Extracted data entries
________________
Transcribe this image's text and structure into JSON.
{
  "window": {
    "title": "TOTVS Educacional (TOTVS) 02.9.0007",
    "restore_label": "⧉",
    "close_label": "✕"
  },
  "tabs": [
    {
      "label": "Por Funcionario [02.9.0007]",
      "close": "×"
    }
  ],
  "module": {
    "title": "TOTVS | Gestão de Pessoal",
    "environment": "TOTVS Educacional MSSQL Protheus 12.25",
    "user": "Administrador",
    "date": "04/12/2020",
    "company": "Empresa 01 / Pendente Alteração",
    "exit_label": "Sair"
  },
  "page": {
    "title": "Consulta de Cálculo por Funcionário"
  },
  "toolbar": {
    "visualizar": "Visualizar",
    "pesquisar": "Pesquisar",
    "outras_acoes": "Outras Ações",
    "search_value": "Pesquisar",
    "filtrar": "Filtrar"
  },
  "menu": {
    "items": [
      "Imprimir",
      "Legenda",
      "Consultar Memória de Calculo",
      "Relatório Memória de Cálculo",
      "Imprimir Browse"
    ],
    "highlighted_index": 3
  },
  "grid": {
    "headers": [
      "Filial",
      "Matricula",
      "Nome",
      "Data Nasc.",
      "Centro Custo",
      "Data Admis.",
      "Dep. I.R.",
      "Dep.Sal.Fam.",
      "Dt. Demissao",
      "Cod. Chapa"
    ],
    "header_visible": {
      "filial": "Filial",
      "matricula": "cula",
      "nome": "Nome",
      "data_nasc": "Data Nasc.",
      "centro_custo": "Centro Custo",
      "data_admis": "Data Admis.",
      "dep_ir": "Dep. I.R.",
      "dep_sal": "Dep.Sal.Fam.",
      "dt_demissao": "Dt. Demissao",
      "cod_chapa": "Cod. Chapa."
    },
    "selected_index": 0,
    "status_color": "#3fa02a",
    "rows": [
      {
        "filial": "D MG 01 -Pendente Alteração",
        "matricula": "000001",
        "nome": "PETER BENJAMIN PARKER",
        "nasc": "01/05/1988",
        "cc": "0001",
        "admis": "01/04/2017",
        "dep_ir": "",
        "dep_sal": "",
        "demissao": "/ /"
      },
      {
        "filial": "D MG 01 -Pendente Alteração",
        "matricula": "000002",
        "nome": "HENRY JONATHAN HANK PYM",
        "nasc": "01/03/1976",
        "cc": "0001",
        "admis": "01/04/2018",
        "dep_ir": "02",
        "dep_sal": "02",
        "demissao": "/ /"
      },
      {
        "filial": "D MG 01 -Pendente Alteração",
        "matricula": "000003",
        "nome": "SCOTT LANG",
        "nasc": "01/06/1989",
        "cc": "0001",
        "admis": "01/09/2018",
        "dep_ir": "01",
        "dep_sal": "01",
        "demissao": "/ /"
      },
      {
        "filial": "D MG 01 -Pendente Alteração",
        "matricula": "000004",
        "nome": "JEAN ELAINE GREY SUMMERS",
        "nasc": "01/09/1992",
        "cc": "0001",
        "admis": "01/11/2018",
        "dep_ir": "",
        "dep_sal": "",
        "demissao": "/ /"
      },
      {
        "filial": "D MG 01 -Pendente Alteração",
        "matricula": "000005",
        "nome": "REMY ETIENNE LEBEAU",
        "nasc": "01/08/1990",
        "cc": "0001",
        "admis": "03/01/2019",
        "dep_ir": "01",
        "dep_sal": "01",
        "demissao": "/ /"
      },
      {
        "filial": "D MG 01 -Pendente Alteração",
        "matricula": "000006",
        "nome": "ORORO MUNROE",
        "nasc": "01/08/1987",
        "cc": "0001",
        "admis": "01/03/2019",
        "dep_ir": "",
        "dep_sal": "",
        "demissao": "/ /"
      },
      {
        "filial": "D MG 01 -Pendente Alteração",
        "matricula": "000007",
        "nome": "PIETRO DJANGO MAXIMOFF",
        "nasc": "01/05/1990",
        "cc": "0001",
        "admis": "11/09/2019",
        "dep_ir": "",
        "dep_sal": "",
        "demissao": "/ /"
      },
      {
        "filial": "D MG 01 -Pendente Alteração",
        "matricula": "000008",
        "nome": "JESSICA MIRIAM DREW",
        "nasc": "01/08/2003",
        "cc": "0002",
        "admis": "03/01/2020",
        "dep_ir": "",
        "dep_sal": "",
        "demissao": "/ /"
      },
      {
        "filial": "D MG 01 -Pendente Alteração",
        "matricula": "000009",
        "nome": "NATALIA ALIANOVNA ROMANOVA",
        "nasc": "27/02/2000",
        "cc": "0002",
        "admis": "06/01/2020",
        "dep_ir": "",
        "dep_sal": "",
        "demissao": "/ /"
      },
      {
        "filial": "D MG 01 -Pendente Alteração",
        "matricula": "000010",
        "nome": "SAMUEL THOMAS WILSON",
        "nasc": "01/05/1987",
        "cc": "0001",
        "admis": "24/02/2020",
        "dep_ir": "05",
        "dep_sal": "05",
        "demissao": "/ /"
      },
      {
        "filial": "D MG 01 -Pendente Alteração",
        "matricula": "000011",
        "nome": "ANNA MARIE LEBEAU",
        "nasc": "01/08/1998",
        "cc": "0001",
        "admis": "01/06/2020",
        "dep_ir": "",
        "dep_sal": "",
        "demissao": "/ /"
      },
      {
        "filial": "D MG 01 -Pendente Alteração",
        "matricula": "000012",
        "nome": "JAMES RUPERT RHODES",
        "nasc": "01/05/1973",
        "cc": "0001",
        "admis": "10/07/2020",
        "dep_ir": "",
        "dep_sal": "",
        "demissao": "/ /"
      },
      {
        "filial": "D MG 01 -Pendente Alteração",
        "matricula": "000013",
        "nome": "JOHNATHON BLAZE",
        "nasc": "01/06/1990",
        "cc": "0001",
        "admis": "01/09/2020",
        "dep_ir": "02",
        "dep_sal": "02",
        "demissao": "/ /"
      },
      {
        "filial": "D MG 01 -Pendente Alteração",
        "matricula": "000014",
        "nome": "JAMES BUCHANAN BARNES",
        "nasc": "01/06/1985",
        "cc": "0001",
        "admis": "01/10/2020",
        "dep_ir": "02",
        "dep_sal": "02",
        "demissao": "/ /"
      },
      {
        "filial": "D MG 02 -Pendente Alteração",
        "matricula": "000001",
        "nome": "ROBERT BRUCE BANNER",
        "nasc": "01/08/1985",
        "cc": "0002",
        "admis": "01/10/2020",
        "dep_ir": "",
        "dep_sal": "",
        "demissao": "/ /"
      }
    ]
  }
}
________________
§ Task directions:
Identify the lines in the entries that hold "Memória" and return each one.

§ Task solution:
      "Consultar Memória de Calculo",
      "Relatório Memória de Cálculo",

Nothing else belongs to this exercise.